Aim |
Repeat every line exactly, keeping the pictures out of the copy.

Material for this exercise |
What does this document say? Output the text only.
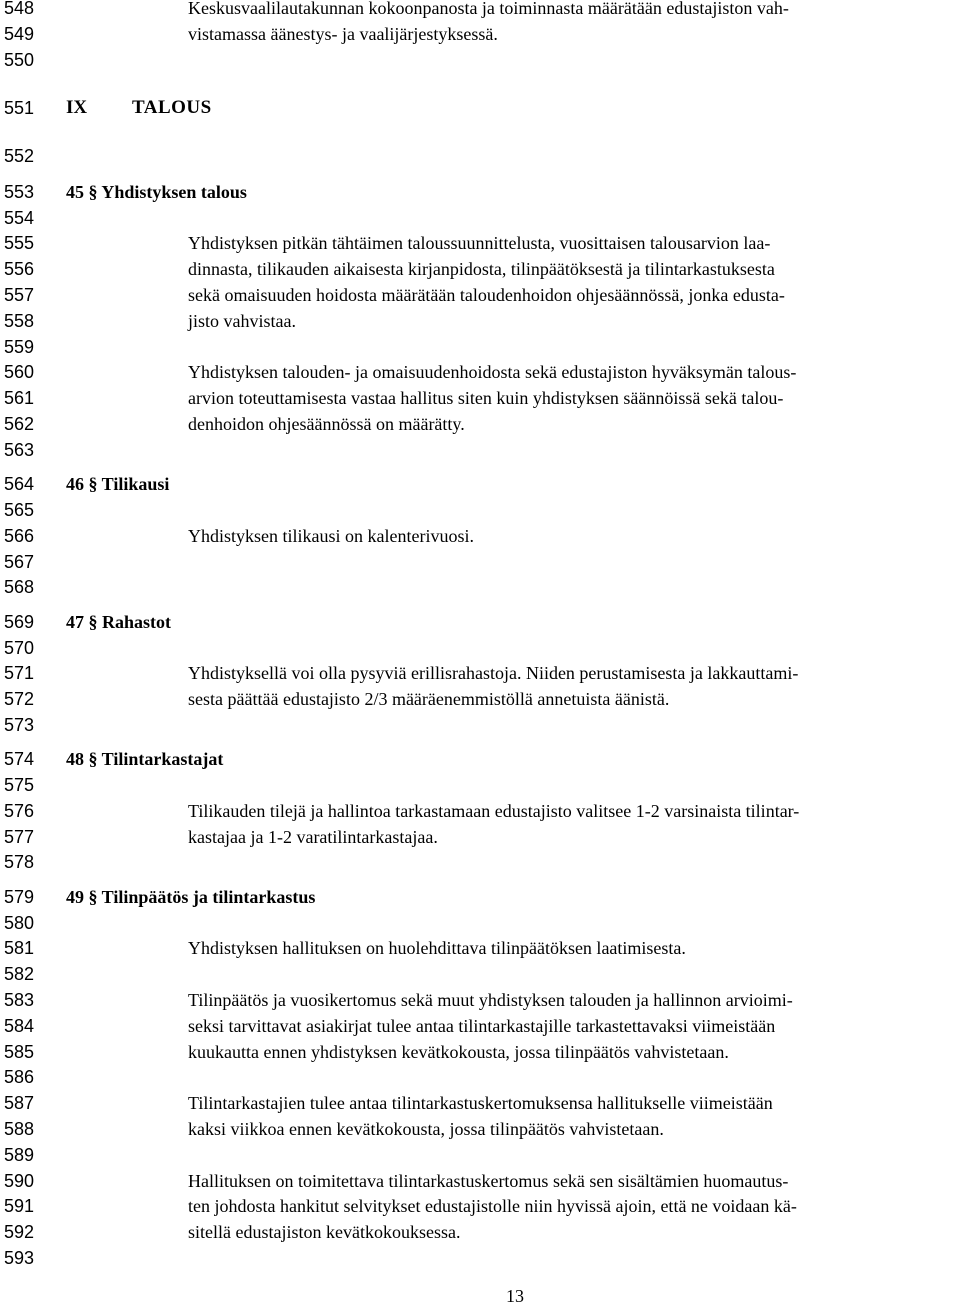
548
549
550
551
552
553
554
555
556
557
558
559
560
561
562
563
564
565
566
567
568
569
570
571
572
573
574
575
576
577
578
579
580
581
582
583
584
585
586
587
588
589
590
591
592
593
Keskusvaalilautakunnan kokoonpanosta ja toiminnasta määrätään edustajiston vah-
vistamassa äänestys- ja vaalijärjestyksessä.
IX TALOUS
45 § Yhdistyksen talous
Yhdistyksen pitkän tähtäimen taloussuunnittelusta, vuosittaisen talousarvion laa-
dinnasta, tilikauden aikaisesta kirjanpidosta, tilinpäätöksestä ja tilintarkastuksesta
sekä omaisuuden hoidosta määrätään taloudenhoidon ohjesäännössä, jonka edusta-
jisto vahvistaa.
Yhdistyksen talouden- ja omaisuudenhoidosta sekä edustajiston hyväksymän talous-
arvion toteuttamisesta vastaa hallitus siten kuin yhdistyksen säännöissä sekä talou-
denhoidon ohjesäännössä on määrätty.
46 § Tilikausi
Yhdistyksen tilikausi on kalenterivuosi.
47 § Rahastot
Yhdistyksellä voi olla pysyviä erillisrahastoja. Niiden perustamisesta ja lakkauttami-
sesta päättää edustajisto 2/3 määräenemmistöllä annetuista äänistä.
48 § Tilintarkastajat
Tilikauden tilejä ja hallintoa tarkastamaan edustajisto valitsee 1-2 varsinaista tilintar-
kastajaa ja 1-2 varatilintarkastajaa.
49 § Tilinpäätös ja tilintarkastus
Yhdistyksen hallituksen on huolehdittava tilinpäätöksen laatimisesta.
Tilinpäätös ja vuosikertomus sekä muut yhdistyksen talouden ja hallinnon arvioimi-
seksi tarvittavat asiakirjat tulee antaa tilintarkastajille tarkastettavaksi viimeistään
kuukautta ennen yhdistyksen kevätkokousta, jossa tilinpäätös vahvistetaan.
Tilintarkastajien tulee antaa tilintarkastuskertomuksensa hallitukselle viimeistään
kaksi viikkoa ennen kevätkokousta, jossa tilinpäätös vahvistetaan.
Hallituksen on toimitettava tilintarkastuskertomus sekä sen sisältämien huomautus-
ten johdosta hankitut selvitykset edustajistolle niin hyvissä ajoin, että ne voidaan kä-
sitellä edustajiston kevätkokouksessa.
13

Result of the task |
What does this document say? Output the text only.
548
549
550
551
552
553
554
555
556
557
558
559
560
561
562
563
564
565
566
567
568
569
570
571
572
573
574
575
576
577
578
579
580
581
582
583
584
585
586
587
588
589
590
591
592
593
Keskusvaalilautakunnan kokoonpanosta ja toiminnasta määrätään edustajiston vah-
vistamassa äänestys- ja vaalijärjestyksessä.
IX TALOUS
45 § Yhdistyksen talous
Yhdistyksen pitkän tähtäimen taloussuunnittelusta, vuosittaisen talousarvion laa-
dinnasta, tilikauden aikaisesta kirjanpidosta, tilinpäätöksestä ja tilintarkastuksesta
sekä omaisuuden hoidosta määrätään taloudenhoidon ohjesäännössä, jonka edusta-
jisto vahvistaa.
Yhdistyksen talouden- ja omaisuudenhoidosta sekä edustajiston hyväksymän talous-
arvion toteuttamisesta vastaa hallitus siten kuin yhdistyksen säännöissä sekä talou-
denhoidon ohjesäännössä on määrätty.
46 § Tilikausi
Yhdistyksen tilikausi on kalenterivuosi.
47 § Rahastot
Yhdistyksellä voi olla pysyviä erillisrahastoja. Niiden perustamisesta ja lakkauttami-
sesta päättää edustajisto 2/3 määräenemmistöllä annetuista äänistä.
48 § Tilintarkastajat
Tilikauden tilejä ja hallintoa tarkastamaan edustajisto valitsee 1-2 varsinaista tilintar-
kastajaa ja 1-2 varatilintarkastajaa.
49 § Tilinpäätös ja tilintarkastus
Yhdistyksen hallituksen on huolehdittava tilinpäätöksen laatimisesta.
Tilinpäätös ja vuosikertomus sekä muut yhdistyksen talouden ja hallinnon arvioimi-
seksi tarvittavat asiakirjat tulee antaa tilintarkastajille tarkastettavaksi viimeistään
kuukautta ennen yhdistyksen kevätkokousta, jossa tilinpäätös vahvistetaan.
Tilintarkastajien tulee antaa tilintarkastuskertomuksensa hallitukselle viimeistään
kaksi viikkoa ennen kevätkokousta, jossa tilinpäätös vahvistetaan.
Hallituksen on toimitettava tilintarkastuskertomus sekä sen sisältämien huomautus-
ten johdosta hankitut selvitykset edustajistolle niin hyvissä ajoin, että ne voidaan kä-
sitellä edustajiston kevätkokouksessa.
13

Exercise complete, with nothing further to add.